Exercise goal: Turn all the records below into one numbered list, with each line as its own item and the blank lines left out.

-- start Raw data --

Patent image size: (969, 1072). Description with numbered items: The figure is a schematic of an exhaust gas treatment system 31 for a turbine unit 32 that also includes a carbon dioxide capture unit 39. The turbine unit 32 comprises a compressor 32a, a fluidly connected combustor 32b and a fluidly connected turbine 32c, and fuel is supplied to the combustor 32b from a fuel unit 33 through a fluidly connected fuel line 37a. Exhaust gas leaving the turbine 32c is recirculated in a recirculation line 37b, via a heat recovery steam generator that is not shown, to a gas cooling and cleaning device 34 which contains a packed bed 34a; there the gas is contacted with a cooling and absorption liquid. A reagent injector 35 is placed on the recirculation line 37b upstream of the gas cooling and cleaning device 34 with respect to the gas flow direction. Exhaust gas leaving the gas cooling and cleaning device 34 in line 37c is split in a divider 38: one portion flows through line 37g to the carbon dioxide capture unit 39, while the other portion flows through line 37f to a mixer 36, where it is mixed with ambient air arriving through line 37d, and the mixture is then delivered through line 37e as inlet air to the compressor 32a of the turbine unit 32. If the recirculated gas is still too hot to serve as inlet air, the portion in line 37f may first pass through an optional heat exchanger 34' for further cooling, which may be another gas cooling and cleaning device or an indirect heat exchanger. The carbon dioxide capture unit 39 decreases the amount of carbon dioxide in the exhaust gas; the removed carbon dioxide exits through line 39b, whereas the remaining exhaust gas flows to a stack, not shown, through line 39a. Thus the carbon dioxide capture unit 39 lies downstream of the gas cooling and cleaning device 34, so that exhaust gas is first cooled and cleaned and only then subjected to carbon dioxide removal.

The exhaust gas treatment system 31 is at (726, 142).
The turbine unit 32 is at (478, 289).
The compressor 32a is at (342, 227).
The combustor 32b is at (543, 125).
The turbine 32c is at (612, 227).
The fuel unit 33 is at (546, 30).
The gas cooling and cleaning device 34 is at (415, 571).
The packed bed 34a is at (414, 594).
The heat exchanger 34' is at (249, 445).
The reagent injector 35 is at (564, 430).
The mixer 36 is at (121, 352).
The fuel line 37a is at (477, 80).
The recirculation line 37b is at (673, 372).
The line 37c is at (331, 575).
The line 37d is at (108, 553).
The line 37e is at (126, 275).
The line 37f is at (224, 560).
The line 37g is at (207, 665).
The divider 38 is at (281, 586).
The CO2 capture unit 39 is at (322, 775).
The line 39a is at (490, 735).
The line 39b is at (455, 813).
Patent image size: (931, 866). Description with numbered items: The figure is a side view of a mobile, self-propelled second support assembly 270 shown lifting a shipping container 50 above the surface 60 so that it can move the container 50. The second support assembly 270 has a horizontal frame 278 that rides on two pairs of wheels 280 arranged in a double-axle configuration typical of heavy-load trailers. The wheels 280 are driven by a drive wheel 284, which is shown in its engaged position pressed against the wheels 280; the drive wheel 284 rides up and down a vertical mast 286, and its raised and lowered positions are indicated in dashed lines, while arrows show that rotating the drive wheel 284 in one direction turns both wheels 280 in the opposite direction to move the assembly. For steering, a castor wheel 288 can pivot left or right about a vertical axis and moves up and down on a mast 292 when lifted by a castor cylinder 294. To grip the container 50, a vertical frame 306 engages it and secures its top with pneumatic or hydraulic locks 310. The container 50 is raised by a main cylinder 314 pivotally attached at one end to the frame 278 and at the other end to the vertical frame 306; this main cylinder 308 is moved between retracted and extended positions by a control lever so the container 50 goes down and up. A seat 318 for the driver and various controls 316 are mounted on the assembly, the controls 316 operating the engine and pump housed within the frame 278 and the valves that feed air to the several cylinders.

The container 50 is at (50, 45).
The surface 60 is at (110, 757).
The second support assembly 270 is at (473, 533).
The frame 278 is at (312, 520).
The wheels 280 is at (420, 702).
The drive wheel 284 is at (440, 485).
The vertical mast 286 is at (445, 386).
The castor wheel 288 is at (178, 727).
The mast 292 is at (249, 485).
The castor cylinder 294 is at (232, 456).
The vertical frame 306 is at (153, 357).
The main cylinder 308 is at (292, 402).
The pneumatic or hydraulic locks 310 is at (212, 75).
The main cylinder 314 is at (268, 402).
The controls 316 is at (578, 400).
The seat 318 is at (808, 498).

-- end Raw data --

Task solution:
1. Patent image size: (969, 1072). Description with numbered items: The figure is a schematic of an exhaust gas treatment system 31 for a turbine unit 32 that also includes a carbon dioxide capture unit 39. The turbine unit 32 comprises a compressor 32a, a fluidly connected combustor 32b and a fluidly connected turbine 32c, and fuel is supplied to the combustor 32b from a fuel unit 33 through a fluidly connected fuel line 37a. Exhaust gas leaving the turbine 32c is recirculated in a recirculation line 37b, via a heat recovery steam generator that is not shown, to a gas cooling and cleaning device 34 which contains a packed bed 34a; there the gas is contacted with a cooling and absorption liquid. A reagent injector 35 is placed on the recirculation line 37b upstream of the gas cooling and cleaning device 34 with respect to the gas flow direction. Exhaust gas leaving the gas cooling and cleaning device 34 in line 37c is split in a divider 38: one portion flows through line 37g to the carbon dioxide capture unit 39, while the other portion flows through line 37f to a mixer 36, where it is mixed with ambient air arriving through line 37d, and the mixture is then delivered through line 37e as inlet air to the compressor 32a of the turbine unit 32. If the recirculated gas is still too hot to serve as inlet air, the portion in line 37f may first pass through an optional heat exchanger 34' for further cooling, which may be another gas cooling and cleaning device or an indirect heat exchanger. The carbon dioxide capture unit 39 decreases the amount of carbon dioxide in the exhaust gas; the removed carbon dioxide exits through line 39b, whereas the remaining exhaust gas flows to a stack, not shown, through line 39a. Thus the carbon dioxide capture unit 39 lies downstream of the gas cooling and cleaning device 34, so that exhaust gas is first cooled and cleaned and only then subjected to carbon dioxide removal.
2. The exhaust gas treatment system 31 is at (726, 142).
3. The turbine unit 32 is at (478, 289).
4. The compressor 32a is at (342, 227).
5. The combustor 32b is at (543, 125).
6. The turbine 32c is at (612, 227).
7. The fuel unit 33 is at (546, 30).
8. The gas cooling and cleaning device 34 is at (415, 571).
9. The packed bed 34a is at (414, 594).
10. The heat exchanger 34' is at (249, 445).
11. The reagent injector 35 is at (564, 430).
12. The mixer 36 is at (121, 352).
13. The fuel line 37a is at (477, 80).
14. The recirculation line 37b is at (673, 372).
15. The line 37c is at (331, 575).
16. The line 37d is at (108, 553).
17. The line 37e is at (126, 275).
18. The line 37f is at (224, 560).
19. The line 37g is at (207, 665).
20. The divider 38 is at (281, 586).
21. The CO2 capture unit 39 is at (322, 775).
22. The line 39a is at (490, 735).
23. The line 39b is at (455, 813).
24. Patent image size: (931, 866). Description with numbered items: The figure is a side view of a mobile, self-propelled second support assembly 270 shown lifting a shipping container 50 above the surface 60 so that it can move the container 50. The second support assembly 270 has a horizontal frame 278 that rides on two pairs of wheels 280 arranged in a double-axle configuration typical of heavy-load trailers. The wheels 280 are driven by a drive wheel 284, which is shown in its engaged position pressed against the wheels 280; the drive wheel 284 rides up and down a vertical mast 286, and its raised and lowered positions are indicated in dashed lines, while arrows show that rotating the drive wheel 284 in one direction turns both wheels 280 in the opposite direction to move the assembly. For steering, a castor wheel 288 can pivot left or right about a vertical axis and moves up and down on a mast 292 when lifted by a castor cylinder 294. To grip the container 50, a vertical frame 306 engages it and secures its top with pneumatic or hydraulic locks 310. The container 50 is raised by a main cylinder 314 pivotally attached at one end to the frame 278 and at the other end to the vertical frame 306; this main cylinder 308 is moved between retracted and extended positions by a control lever so the container 50 goes down and up. A seat 318 for the driver and various controls 316 are mounted on the assembly, the controls 316 operating the engine and pump housed within the frame 278 and the valves that feed air to the several cylinders.
25. The container 50 is at (50, 45).
26. The surface 60 is at (110, 757).
27. The second support assembly 270 is at (473, 533).
28. The frame 278 is at (312, 520).
29. The wheels 280 is at (420, 702).
30. The drive wheel 284 is at (440, 485).
31. The vertical mast 286 is at (445, 386).
32. The castor wheel 288 is at (178, 727).
33. The mast 292 is at (249, 485).
34. The castor cylinder 294 is at (232, 456).
35. The vertical frame 306 is at (153, 357).
36. The main cylinder 308 is at (292, 402).
37. The pneumatic or hydraulic locks 310 is at (212, 75).
38. The main cylinder 314 is at (268, 402).
39. The controls 316 is at (578, 400).
40. The seat 318 is at (808, 498).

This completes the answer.